<<<<

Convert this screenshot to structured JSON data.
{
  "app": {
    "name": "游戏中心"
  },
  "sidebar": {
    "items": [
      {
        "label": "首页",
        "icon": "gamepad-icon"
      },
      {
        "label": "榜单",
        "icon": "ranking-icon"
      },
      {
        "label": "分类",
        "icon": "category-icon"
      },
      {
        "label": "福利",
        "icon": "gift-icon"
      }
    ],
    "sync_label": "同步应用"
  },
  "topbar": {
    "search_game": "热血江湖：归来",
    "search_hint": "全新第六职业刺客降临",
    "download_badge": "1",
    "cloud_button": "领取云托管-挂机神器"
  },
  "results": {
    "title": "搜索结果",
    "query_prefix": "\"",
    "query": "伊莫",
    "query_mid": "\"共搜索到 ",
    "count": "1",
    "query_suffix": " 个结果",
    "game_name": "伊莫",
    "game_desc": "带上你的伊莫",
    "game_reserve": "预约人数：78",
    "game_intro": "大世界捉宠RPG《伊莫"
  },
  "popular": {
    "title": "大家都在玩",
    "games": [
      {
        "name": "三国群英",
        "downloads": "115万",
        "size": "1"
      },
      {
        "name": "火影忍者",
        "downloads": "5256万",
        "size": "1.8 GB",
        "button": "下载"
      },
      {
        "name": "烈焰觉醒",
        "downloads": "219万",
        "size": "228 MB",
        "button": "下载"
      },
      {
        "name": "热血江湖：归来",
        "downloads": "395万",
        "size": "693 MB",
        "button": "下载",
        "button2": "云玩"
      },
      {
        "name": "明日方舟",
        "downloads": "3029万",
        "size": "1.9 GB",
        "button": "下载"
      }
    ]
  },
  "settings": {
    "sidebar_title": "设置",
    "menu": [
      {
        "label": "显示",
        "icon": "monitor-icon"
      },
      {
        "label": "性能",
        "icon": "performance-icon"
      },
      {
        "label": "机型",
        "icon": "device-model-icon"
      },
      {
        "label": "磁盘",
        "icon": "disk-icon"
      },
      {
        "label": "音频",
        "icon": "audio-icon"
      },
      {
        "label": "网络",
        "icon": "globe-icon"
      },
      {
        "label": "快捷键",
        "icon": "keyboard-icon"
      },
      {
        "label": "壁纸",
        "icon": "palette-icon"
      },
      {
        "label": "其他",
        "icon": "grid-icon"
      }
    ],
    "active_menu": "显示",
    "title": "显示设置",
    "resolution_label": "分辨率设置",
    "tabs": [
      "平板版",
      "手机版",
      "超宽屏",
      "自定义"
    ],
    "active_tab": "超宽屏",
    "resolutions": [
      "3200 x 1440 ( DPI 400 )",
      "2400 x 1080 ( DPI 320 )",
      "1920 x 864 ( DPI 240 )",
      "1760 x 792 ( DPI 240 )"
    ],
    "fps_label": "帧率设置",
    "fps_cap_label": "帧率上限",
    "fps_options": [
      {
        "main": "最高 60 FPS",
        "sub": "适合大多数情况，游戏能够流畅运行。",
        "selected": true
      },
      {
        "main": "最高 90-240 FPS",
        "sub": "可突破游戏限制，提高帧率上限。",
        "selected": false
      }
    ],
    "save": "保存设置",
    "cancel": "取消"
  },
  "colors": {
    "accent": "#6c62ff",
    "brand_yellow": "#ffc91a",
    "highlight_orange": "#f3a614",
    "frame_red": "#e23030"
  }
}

>>>>

• **What you need to do**:
Copy out all of the data exactly, leaving nothing out.

• **Worked solution**:
Convert this screenshot to structured JSON data.
{
  "app": {
    "name": "游戏中心"
  },
  "sidebar": {
    "items": [
      {
        "label": "首页",
        "icon": "gamepad-icon"
      },
      {
        "label": "榜单",
        "icon": "ranking-icon"
      },
      {
        "label": "分类",
        "icon": "category-icon"
      },
      {
        "label": "福利",
        "icon": "gift-icon"
      }
    ],
    "sync_label": "同步应用"
  },
  "topbar": {
    "search_game": "热血江湖：归来",
    "search_hint": "全新第六职业刺客降临",
    "download_badge": "1",
    "cloud_button": "领取云托管-挂机神器"
  },
  "results": {
    "title": "搜索结果",
    "query_prefix": "\"",
    "query": "伊莫",
    "query_mid": "\"共搜索到 ",
    "count": "1",
    "query_suffix": " 个结果",
    "game_name": "伊莫",
    "game_desc": "带上你的伊莫",
    "game_reserve": "预约人数：78",
    "game_intro": "大世界捉宠RPG《伊莫"
  },
  "popular": {
    "title": "大家都在玩",
    "games": [
      {
        "name": "三国群英",
        "downloads": "115万",
        "size": "1"
      },
      {
        "name": "火影忍者",
        "downloads": "5256万",
        "size": "1.8 GB",
        "button": "下载"
      },
      {
        "name": "烈焰觉醒",
        "downloads": "219万",
        "size": "228 MB",
        "button": "下载"
      },
      {
        "name": "热血江湖：归来",
        "downloads": "395万",
        "size": "693 MB",
        "button": "下载",
        "button2": "云玩"
      },
      {
        "name": "明日方舟",
        "downloads": "3029万",
        "size": "1.9 GB",
        "button": "下载"
      }
    ]
  },
  "settings": {
    "sidebar_title": "设置",
    "menu": [
      {
        "label": "显示",
        "icon": "monitor-icon"
      },
      {
        "label": "性能",
        "icon": "performance-icon"
      },
      {
        "label": "机型",
        "icon": "device-model-icon"
      },
      {
        "label": "磁盘",
        "icon": "disk-icon"
      },
      {
        "label": "音频",
        "icon": "audio-icon"
      },
      {
        "label": "网络",
        "icon": "globe-icon"
      },
      {
        "label": "快捷键",
        "icon": "keyboard-icon"
      },
      {
        "label": "壁纸",
        "icon": "palette-icon"
      },
      {
        "label": "其他",
        "icon": "grid-icon"
      }
    ],
    "active_menu": "显示",
    "title": "显示设置",
    "resolution_label": "分辨率设置",
    "tabs": [
      "平板版",
      "手机版",
      "超宽屏",
      "自定义"
    ],
    "active_tab": "超宽屏",
    "resolutions": [
      "3200 x 1440 ( DPI 400 )",
      "2400 x 1080 ( DPI 320 )",
      "1920 x 864 ( DPI 240 )",
      "1760 x 792 ( DPI 240 )"
    ],
    "fps_label": "帧率设置",
    "fps_cap_label": "帧率上限",
    "fps_options": [
      {
        "main": "最高 60 FPS",
        "sub": "适合大多数情况，游戏能够流畅运行。",
        "selected": true
      },
      {
        "main": "最高 90-240 FPS",
        "sub": "可突破游戏限制，提高帧率上限。",
        "selected": false
      }
    ],
    "save": "保存设置",
    "cancel": "取消"
  },
  "colors": {
    "accent": "#6c62ff",
    "brand_yellow": "#ffc91a",
    "highlight_orange": "#f3a614",
    "frame_red": "#e23030"
  }
}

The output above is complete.